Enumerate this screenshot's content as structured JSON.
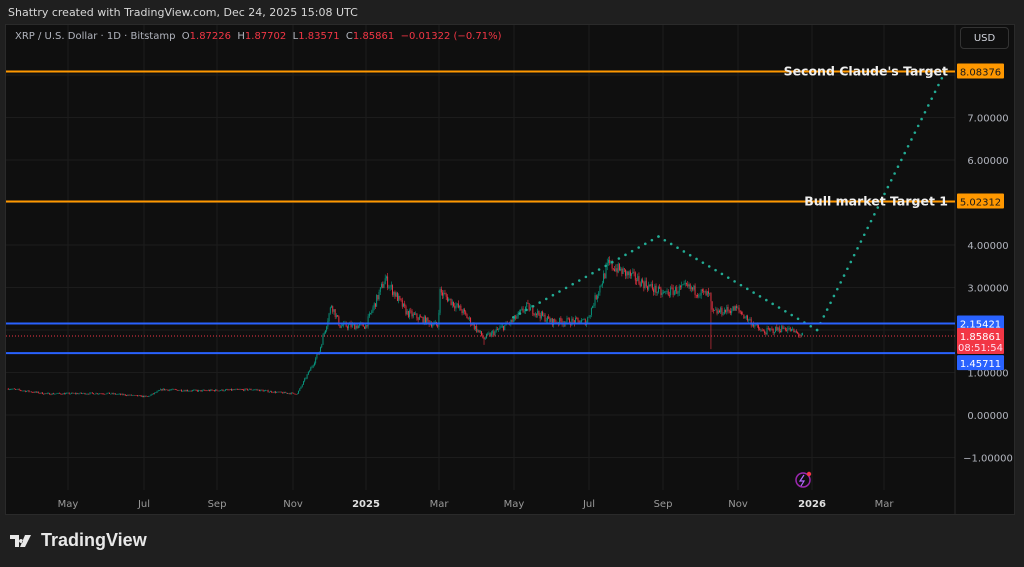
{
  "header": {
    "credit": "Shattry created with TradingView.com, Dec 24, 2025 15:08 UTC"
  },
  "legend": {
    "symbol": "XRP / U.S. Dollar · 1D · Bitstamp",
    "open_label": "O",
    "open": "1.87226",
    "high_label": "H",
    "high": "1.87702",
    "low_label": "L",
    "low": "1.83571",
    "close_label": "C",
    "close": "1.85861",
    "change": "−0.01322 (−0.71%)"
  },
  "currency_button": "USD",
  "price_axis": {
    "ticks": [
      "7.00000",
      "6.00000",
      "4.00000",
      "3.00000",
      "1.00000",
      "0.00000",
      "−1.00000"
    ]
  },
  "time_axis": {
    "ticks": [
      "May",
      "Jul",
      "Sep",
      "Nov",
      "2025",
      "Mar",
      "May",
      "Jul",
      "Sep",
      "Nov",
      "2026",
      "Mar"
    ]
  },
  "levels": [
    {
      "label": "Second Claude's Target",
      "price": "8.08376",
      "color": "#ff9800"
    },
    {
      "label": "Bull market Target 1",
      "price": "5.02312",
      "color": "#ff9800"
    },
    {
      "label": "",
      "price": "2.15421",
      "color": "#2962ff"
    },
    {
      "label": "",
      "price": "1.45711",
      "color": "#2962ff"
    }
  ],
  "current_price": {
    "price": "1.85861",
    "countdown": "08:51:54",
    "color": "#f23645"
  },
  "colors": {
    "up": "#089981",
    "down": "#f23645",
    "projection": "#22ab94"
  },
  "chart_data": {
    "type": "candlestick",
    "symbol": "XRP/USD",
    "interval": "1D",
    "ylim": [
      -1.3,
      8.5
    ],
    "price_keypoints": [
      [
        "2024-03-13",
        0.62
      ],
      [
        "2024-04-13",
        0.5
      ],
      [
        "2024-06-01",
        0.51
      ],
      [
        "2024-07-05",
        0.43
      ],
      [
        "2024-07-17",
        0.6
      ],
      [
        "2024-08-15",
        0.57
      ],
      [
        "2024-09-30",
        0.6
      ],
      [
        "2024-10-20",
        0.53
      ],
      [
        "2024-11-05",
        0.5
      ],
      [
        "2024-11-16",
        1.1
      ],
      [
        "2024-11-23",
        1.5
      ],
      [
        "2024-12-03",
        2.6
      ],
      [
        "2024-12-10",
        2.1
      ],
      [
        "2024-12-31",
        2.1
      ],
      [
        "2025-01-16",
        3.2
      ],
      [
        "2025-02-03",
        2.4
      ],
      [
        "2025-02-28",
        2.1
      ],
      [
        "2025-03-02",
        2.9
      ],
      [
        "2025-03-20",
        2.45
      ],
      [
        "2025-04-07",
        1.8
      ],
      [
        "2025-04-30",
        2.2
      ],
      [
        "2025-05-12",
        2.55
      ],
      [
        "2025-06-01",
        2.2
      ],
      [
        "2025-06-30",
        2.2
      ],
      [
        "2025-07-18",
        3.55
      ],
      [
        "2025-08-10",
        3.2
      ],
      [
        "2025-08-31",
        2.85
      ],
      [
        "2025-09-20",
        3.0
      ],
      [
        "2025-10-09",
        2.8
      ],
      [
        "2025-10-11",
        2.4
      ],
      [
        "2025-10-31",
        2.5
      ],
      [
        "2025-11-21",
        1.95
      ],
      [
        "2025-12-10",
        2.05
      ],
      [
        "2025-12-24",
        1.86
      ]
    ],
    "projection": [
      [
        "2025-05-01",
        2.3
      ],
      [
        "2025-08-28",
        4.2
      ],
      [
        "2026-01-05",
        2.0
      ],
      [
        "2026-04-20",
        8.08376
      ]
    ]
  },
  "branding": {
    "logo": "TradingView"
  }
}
..............................
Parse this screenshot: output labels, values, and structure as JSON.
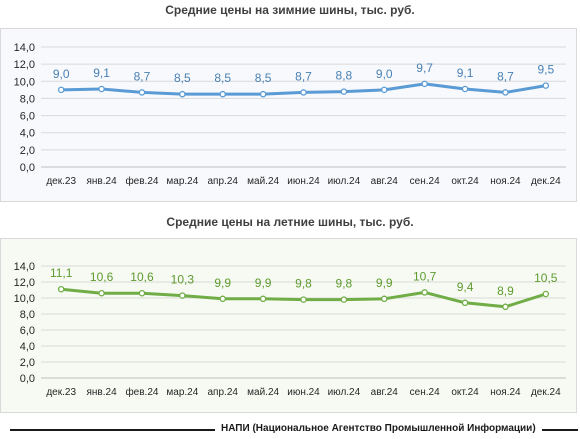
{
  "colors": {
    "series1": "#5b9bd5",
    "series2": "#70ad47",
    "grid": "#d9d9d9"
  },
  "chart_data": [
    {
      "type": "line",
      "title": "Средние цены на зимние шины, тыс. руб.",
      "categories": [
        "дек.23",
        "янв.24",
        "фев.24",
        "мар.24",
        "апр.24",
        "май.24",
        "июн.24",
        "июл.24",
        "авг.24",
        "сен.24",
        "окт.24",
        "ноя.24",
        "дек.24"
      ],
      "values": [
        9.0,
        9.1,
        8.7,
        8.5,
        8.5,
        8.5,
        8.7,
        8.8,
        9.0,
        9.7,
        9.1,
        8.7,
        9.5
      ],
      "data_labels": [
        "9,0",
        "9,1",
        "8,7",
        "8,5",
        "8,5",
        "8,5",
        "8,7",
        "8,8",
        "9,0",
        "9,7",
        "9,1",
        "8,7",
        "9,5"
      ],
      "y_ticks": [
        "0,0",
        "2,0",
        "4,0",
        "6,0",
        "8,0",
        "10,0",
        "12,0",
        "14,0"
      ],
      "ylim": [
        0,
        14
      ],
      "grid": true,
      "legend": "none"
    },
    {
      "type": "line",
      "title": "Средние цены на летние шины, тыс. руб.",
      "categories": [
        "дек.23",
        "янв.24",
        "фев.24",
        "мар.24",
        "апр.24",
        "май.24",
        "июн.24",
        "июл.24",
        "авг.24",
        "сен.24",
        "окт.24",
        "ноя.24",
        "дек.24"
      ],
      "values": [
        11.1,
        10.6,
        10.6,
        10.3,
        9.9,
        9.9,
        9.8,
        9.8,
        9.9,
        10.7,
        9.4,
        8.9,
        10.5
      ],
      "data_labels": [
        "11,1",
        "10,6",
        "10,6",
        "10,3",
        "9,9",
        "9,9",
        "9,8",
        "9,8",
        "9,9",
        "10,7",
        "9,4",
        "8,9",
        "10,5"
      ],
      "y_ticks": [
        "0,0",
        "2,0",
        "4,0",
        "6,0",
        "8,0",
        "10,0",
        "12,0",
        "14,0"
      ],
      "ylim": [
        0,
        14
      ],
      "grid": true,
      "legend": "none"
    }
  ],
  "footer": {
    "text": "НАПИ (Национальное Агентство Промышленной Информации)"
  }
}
..............................
What the task requires
Return all lines containing "Target".

Response
      "label": "Second Claude's Target",
      "label": "Bull market Target 1",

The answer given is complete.